● **Problem description**
Look through the listing and locate every line containing the word "Gravar"; copy those lines.

■ ■ ■

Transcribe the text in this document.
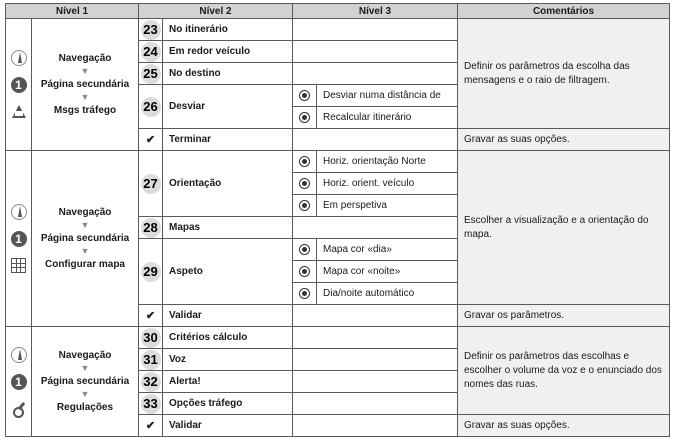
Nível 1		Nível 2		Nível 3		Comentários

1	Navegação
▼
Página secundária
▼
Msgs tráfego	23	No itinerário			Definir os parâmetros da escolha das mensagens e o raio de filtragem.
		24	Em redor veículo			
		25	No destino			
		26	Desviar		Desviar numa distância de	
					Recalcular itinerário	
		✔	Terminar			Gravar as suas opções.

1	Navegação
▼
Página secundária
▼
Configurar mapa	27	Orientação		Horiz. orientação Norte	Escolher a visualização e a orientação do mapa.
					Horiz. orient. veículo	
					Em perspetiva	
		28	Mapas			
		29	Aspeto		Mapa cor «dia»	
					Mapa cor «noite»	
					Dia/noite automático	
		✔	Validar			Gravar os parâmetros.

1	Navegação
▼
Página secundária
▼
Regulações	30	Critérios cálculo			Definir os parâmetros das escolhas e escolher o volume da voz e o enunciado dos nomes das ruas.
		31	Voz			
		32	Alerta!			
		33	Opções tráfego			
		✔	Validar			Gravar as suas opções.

■ ■ ■

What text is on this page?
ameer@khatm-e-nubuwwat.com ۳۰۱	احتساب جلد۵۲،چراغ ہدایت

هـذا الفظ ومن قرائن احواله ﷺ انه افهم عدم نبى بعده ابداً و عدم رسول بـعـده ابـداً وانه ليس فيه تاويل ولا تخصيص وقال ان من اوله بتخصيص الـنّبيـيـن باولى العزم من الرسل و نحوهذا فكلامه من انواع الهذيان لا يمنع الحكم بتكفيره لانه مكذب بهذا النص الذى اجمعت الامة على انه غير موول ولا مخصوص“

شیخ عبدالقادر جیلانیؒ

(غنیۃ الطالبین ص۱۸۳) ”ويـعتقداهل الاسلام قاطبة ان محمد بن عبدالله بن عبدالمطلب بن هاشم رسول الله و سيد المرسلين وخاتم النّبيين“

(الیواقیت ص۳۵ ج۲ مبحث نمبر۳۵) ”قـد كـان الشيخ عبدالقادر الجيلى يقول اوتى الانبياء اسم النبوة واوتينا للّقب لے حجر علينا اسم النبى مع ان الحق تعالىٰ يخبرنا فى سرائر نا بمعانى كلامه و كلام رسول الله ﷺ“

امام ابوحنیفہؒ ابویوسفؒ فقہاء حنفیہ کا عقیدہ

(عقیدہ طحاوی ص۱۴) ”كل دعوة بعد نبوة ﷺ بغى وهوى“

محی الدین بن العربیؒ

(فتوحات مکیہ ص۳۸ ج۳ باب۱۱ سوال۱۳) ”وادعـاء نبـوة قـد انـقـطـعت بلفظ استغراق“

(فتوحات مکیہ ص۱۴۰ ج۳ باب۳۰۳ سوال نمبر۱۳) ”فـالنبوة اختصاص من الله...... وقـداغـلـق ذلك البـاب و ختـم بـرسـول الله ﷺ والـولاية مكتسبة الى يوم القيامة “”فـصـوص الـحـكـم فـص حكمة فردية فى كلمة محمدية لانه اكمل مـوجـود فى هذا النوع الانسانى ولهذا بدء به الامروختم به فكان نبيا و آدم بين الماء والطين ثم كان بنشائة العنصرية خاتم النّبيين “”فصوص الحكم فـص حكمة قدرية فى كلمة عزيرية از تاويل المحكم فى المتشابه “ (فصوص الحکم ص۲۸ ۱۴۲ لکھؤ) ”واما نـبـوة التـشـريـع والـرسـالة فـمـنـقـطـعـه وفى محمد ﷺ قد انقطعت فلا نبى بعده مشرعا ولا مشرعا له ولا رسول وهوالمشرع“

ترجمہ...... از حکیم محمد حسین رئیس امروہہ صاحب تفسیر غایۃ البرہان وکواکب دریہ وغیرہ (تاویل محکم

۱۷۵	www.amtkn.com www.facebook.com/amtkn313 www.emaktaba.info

■ ■ ■

● **Result of the exercise**
		✔	Terminar			Gravar as suas opções.
		✔	Validar			Gravar os parâmetros.
		✔	Validar			Gravar as suas opções.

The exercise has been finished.